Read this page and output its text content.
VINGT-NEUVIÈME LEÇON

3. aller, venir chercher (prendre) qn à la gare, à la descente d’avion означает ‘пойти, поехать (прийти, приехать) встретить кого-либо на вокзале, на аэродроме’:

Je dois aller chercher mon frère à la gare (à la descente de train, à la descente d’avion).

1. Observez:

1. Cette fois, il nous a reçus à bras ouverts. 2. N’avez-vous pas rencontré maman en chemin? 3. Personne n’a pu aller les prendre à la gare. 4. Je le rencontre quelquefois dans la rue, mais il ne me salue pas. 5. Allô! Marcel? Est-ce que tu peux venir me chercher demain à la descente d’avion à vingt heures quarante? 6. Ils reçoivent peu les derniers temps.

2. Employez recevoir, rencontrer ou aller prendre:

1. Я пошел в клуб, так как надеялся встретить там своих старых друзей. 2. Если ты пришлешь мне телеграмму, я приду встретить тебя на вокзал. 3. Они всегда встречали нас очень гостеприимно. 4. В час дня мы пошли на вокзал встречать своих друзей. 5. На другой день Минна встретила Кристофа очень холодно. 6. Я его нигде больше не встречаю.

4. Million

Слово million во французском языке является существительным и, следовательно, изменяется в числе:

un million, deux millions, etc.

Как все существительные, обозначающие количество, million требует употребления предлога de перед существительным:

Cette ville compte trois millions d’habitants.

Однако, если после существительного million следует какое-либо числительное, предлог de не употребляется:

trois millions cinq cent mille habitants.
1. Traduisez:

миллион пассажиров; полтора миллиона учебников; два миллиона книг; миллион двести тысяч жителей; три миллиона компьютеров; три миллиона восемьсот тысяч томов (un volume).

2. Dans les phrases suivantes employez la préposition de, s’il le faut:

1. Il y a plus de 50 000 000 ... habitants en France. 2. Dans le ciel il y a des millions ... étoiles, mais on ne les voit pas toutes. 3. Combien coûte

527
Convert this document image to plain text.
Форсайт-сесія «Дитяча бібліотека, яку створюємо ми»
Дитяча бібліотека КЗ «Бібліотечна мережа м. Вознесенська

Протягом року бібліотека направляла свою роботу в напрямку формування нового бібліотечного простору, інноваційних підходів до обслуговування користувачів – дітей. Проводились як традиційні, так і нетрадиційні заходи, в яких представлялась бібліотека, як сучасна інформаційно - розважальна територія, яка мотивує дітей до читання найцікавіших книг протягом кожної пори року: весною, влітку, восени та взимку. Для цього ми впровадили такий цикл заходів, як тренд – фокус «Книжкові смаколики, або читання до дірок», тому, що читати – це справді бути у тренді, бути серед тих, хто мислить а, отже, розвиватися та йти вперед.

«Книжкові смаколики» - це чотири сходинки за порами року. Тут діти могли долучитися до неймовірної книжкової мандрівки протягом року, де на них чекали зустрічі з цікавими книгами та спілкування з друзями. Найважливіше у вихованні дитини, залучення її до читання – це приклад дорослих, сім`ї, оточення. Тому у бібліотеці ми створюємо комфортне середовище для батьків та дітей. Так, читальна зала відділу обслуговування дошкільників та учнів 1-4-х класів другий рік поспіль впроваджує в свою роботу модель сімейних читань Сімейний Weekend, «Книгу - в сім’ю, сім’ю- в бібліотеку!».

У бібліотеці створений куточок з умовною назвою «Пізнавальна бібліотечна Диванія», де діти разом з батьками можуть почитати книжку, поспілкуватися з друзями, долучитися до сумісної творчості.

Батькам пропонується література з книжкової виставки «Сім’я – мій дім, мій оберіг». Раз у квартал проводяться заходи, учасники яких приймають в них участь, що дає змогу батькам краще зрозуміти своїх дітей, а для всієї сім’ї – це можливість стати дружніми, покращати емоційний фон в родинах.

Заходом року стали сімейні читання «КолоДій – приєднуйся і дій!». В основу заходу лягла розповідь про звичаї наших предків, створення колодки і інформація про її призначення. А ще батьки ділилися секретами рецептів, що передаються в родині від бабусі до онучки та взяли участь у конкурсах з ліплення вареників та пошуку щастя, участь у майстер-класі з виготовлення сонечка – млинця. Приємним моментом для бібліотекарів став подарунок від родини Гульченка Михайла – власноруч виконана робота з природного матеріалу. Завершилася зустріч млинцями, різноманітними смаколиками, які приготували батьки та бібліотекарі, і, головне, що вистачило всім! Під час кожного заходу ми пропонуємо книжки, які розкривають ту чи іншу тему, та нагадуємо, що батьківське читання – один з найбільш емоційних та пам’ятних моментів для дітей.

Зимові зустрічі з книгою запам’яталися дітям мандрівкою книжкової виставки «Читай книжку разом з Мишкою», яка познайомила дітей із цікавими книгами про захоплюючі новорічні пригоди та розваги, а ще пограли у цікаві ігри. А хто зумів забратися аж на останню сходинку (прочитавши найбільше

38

===============

§ Requirement: Print back all the lines verbatim.

§ Result of the exercise:
Read this page and output its text content.
VINGT-NEUVIÈME LEÇON

3. aller, venir chercher (prendre) qn à la gare, à la descente d’avion означает ‘пойти, поехать (прийти, приехать) встретить кого-либо на вокзале, на аэродроме’:

Je dois aller chercher mon frère à la gare (à la descente de train, à la descente d’avion).

1. Observez:

1. Cette fois, il nous a reçus à bras ouverts. 2. N’avez-vous pas rencontré maman en chemin? 3. Personne n’a pu aller les prendre à la gare. 4. Je le rencontre quelquefois dans la rue, mais il ne me salue pas. 5. Allô! Marcel? Est-ce que tu peux venir me chercher demain à la descente d’avion à vingt heures quarante? 6. Ils reçoivent peu les derniers temps.

2. Employez recevoir, rencontrer ou aller prendre:

1. Я пошел в клуб, так как надеялся встретить там своих старых друзей. 2. Если ты пришлешь мне телеграмму, я приду встретить тебя на вокзал. 3. Они всегда встречали нас очень гостеприимно. 4. В час дня мы пошли на вокзал встречать своих друзей. 5. На другой день Минна встретила Кристофа очень холодно. 6. Я его нигде больше не встречаю.

4. Million

Слово million во французском языке является существительным и, следовательно, изменяется в числе:

un million, deux millions, etc.

Как все существительные, обозначающие количество, million требует употребления предлога de перед существительным:

Cette ville compte trois millions d’habitants.

Однако, если после существительного million следует какое-либо числительное, предлог de не употребляется:

trois millions cinq cent mille habitants.
1. Traduisez:

миллион пассажиров; полтора миллиона учебников; два миллиона книг; миллион двести тысяч жителей; три миллиона компьютеров; три миллиона восемьсот тысяч томов (un volume).

2. Dans les phrases suivantes employez la préposition de, s’il le faut:

1. Il y a plus de 50 000 000 ... habitants en France. 2. Dans le ciel il y a des millions ... étoiles, mais on ne les voit pas toutes. 3. Combien coûte

527
Convert this document image to plain text.
Форсайт-сесія «Дитяча бібліотека, яку створюємо ми»
Дитяча бібліотека КЗ «Бібліотечна мережа м. Вознесенська

Протягом року бібліотека направляла свою роботу в напрямку формування нового бібліотечного простору, інноваційних підходів до обслуговування користувачів – дітей. Проводились як традиційні, так і нетрадиційні заходи, в яких представлялась бібліотека, як сучасна інформаційно - розважальна територія, яка мотивує дітей до читання найцікавіших книг протягом кожної пори року: весною, влітку, восени та взимку. Для цього ми впровадили такий цикл заходів, як тренд – фокус «Книжкові смаколики, або читання до дірок», тому, що читати – це справді бути у тренді, бути серед тих, хто мислить а, отже, розвиватися та йти вперед.

«Книжкові смаколики» - це чотири сходинки за порами року. Тут діти могли долучитися до неймовірної книжкової мандрівки протягом року, де на них чекали зустрічі з цікавими книгами та спілкування з друзями. Найважливіше у вихованні дитини, залучення її до читання – це приклад дорослих, сім`ї, оточення. Тому у бібліотеці ми створюємо комфортне середовище для батьків та дітей. Так, читальна зала відділу обслуговування дошкільників та учнів 1-4-х класів другий рік поспіль впроваджує в свою роботу модель сімейних читань Сімейний Weekend, «Книгу - в сім’ю, сім’ю- в бібліотеку!».

У бібліотеці створений куточок з умовною назвою «Пізнавальна бібліотечна Диванія», де діти разом з батьками можуть почитати книжку, поспілкуватися з друзями, долучитися до сумісної творчості.

Батькам пропонується література з книжкової виставки «Сім’я – мій дім, мій оберіг». Раз у квартал проводяться заходи, учасники яких приймають в них участь, що дає змогу батькам краще зрозуміти своїх дітей, а для всієї сім’ї – це можливість стати дружніми, покращати емоційний фон в родинах.

Заходом року стали сімейні читання «КолоДій – приєднуйся і дій!». В основу заходу лягла розповідь про звичаї наших предків, створення колодки і інформація про її призначення. А ще батьки ділилися секретами рецептів, що передаються в родині від бабусі до онучки та взяли участь у конкурсах з ліплення вареників та пошуку щастя, участь у майстер-класі з виготовлення сонечка – млинця. Приємним моментом для бібліотекарів став подарунок від родини Гульченка Михайла – власноруч виконана робота з природного матеріалу. Завершилася зустріч млинцями, різноманітними смаколиками, які приготували батьки та бібліотекарі, і, головне, що вистачило всім! Під час кожного заходу ми пропонуємо книжки, які розкривають ту чи іншу тему, та нагадуємо, що батьківське читання – один з найбільш емоційних та пам’ятних моментів для дітей.

Зимові зустрічі з книгою запам’яталися дітям мандрівкою книжкової виставки «Читай книжку разом з Мишкою», яка познайомила дітей із цікавими книгами про захоплюючі новорічні пригоди та розваги, а ще пограли у цікаві ігри. А хто зумів забратися аж на останню сходинку (прочитавши найбільше

38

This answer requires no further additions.